What you will do
Pictures aside, repeat every entry exactly.

Input material
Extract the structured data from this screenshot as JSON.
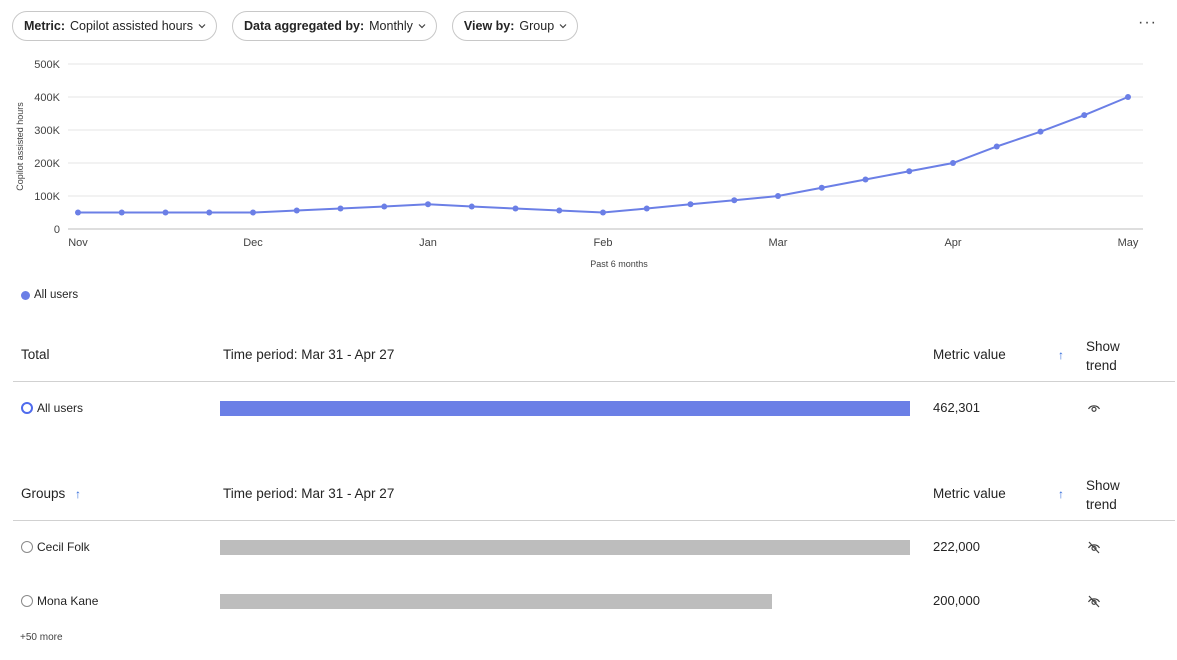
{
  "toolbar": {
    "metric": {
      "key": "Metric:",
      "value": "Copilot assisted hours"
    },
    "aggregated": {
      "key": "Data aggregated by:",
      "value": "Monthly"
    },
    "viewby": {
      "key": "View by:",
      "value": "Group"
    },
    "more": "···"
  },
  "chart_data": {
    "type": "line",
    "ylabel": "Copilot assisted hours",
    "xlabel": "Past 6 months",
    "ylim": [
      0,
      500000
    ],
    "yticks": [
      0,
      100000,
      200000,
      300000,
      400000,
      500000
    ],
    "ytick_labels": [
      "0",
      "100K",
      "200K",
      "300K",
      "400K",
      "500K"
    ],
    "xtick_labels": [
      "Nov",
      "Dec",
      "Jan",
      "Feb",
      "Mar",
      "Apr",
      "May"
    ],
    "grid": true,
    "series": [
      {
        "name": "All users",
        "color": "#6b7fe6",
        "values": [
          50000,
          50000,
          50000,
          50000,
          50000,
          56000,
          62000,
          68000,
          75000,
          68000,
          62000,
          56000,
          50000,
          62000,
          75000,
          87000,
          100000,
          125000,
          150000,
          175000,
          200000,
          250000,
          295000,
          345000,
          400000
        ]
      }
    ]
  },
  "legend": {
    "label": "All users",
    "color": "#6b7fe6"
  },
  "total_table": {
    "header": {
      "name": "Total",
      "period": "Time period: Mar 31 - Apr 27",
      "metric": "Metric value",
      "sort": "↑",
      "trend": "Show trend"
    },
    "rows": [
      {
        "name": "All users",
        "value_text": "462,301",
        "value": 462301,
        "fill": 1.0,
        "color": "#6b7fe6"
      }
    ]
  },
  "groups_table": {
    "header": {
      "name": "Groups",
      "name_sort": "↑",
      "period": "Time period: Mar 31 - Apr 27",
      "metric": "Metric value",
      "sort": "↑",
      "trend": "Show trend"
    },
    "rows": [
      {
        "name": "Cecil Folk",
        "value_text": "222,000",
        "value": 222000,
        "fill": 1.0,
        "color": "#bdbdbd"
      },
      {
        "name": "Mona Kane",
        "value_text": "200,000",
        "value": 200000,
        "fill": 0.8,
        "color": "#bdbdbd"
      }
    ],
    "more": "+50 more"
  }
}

Worked answer
Extract the structured data from this screenshot as JSON.
{
  "toolbar": {
    "metric": {
      "key": "Metric:",
      "value": "Copilot assisted hours"
    },
    "aggregated": {
      "key": "Data aggregated by:",
      "value": "Monthly"
    },
    "viewby": {
      "key": "View by:",
      "value": "Group"
    },
    "more": "···"
  },
  "chart_data": {
    "type": "line",
    "ylabel": "Copilot assisted hours",
    "xlabel": "Past 6 months",
    "ylim": [
      0,
      500000
    ],
    "yticks": [
      0,
      100000,
      200000,
      300000,
      400000,
      500000
    ],
    "ytick_labels": [
      "0",
      "100K",
      "200K",
      "300K",
      "400K",
      "500K"
    ],
    "xtick_labels": [
      "Nov",
      "Dec",
      "Jan",
      "Feb",
      "Mar",
      "Apr",
      "May"
    ],
    "grid": true,
    "series": [
      {
        "name": "All users",
        "color": "#6b7fe6",
        "values": [
          50000,
          50000,
          50000,
          50000,
          50000,
          56000,
          62000,
          68000,
          75000,
          68000,
          62000,
          56000,
          50000,
          62000,
          75000,
          87000,
          100000,
          125000,
          150000,
          175000,
          200000,
          250000,
          295000,
          345000,
          400000
        ]
      }
    ]
  },
  "legend": {
    "label": "All users",
    "color": "#6b7fe6"
  },
  "total_table": {
    "header": {
      "name": "Total",
      "period": "Time period: Mar 31 - Apr 27",
      "metric": "Metric value",
      "sort": "↑",
      "trend": "Show trend"
    },
    "rows": [
      {
        "name": "All users",
        "value_text": "462,301",
        "value": 462301,
        "fill": 1.0,
        "color": "#6b7fe6"
      }
    ]
  },
  "groups_table": {
    "header": {
      "name": "Groups",
      "name_sort": "↑",
      "period": "Time period: Mar 31 - Apr 27",
      "metric": "Metric value",
      "sort": "↑",
      "trend": "Show trend"
    },
    "rows": [
      {
        "name": "Cecil Folk",
        "value_text": "222,000",
        "value": 222000,
        "fill": 1.0,
        "color": "#bdbdbd"
      },
      {
        "name": "Mona Kane",
        "value_text": "200,000",
        "value": 200000,
        "fill": 0.8,
        "color": "#bdbdbd"
      }
    ],
    "more": "+50 more"
  }
}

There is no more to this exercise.